Task details ▸
Sift the listing for lines that hold the string "debt" and pull them out.

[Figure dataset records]
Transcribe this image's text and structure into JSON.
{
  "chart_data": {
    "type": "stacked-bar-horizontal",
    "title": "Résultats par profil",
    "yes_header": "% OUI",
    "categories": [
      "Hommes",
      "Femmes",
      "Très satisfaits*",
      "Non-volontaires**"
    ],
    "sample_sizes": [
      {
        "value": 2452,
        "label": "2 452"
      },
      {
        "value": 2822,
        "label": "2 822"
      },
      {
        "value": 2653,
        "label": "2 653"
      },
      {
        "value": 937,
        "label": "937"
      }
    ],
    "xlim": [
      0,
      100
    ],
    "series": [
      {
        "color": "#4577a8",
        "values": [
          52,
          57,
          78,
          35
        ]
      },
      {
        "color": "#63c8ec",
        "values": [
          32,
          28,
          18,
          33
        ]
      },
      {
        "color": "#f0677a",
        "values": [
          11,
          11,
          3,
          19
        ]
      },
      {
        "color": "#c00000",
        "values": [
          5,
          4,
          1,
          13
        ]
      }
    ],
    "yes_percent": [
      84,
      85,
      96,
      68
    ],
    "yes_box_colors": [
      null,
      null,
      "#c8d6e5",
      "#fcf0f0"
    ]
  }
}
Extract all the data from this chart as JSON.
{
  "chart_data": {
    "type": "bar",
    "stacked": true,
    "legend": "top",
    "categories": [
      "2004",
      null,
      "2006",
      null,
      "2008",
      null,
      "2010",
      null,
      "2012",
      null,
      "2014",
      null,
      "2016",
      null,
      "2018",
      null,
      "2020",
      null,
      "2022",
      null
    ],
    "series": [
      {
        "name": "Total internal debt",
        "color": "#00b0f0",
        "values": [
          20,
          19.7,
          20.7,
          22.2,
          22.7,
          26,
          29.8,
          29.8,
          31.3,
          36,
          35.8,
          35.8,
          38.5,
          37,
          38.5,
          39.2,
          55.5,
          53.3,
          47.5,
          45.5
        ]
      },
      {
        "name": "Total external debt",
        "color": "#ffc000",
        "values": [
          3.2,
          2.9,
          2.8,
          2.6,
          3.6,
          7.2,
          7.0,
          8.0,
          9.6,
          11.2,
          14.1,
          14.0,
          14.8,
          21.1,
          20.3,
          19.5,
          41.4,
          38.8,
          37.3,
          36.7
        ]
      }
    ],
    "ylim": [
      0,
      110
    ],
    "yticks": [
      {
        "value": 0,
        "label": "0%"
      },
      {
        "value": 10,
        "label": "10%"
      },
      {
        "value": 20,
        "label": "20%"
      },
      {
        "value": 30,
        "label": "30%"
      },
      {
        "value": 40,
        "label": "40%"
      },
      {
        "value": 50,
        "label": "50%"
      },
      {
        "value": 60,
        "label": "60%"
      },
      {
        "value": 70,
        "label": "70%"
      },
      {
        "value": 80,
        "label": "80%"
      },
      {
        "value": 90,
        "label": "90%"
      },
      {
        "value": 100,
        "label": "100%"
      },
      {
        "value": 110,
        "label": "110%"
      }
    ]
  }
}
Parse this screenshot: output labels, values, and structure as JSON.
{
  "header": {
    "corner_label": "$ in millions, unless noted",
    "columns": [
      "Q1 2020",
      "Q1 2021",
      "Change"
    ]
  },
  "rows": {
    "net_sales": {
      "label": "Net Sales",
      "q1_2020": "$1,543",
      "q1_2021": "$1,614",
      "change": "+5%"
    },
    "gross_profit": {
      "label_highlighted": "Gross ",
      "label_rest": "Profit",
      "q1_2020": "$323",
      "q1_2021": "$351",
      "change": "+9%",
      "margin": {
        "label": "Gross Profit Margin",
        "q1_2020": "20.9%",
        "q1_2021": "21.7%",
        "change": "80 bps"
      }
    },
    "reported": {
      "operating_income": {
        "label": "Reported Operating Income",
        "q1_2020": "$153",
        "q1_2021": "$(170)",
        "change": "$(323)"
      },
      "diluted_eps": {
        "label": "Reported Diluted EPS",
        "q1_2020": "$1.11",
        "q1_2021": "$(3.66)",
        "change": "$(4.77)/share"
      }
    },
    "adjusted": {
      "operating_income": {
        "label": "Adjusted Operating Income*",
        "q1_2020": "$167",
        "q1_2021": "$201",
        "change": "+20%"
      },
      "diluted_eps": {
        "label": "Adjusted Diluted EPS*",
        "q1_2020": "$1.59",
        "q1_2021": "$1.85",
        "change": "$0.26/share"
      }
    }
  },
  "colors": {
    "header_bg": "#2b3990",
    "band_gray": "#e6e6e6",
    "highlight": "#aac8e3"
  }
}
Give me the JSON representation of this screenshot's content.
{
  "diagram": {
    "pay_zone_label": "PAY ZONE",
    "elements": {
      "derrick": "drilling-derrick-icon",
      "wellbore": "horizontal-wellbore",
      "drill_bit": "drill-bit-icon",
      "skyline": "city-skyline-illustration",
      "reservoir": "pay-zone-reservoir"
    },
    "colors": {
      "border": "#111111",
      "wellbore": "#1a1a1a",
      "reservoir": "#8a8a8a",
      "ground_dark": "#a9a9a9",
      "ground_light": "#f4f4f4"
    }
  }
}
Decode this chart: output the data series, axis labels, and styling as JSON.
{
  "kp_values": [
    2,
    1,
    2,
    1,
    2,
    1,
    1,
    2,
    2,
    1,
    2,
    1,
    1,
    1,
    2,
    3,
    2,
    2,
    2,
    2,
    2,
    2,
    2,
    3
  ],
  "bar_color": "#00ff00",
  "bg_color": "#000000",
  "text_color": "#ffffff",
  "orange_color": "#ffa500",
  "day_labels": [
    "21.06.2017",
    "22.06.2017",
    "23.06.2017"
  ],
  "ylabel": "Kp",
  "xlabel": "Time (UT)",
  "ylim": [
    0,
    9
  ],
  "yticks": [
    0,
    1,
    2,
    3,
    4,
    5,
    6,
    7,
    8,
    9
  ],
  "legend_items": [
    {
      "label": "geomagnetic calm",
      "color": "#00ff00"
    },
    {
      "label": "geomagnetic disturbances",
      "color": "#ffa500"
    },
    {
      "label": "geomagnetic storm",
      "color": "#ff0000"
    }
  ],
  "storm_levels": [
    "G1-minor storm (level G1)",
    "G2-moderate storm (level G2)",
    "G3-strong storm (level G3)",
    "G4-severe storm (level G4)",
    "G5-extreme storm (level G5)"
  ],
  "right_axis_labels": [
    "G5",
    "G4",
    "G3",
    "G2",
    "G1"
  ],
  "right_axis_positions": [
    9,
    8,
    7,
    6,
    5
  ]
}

Output below ▸
        "name": "Total internal debt",
        "name": "Total external debt",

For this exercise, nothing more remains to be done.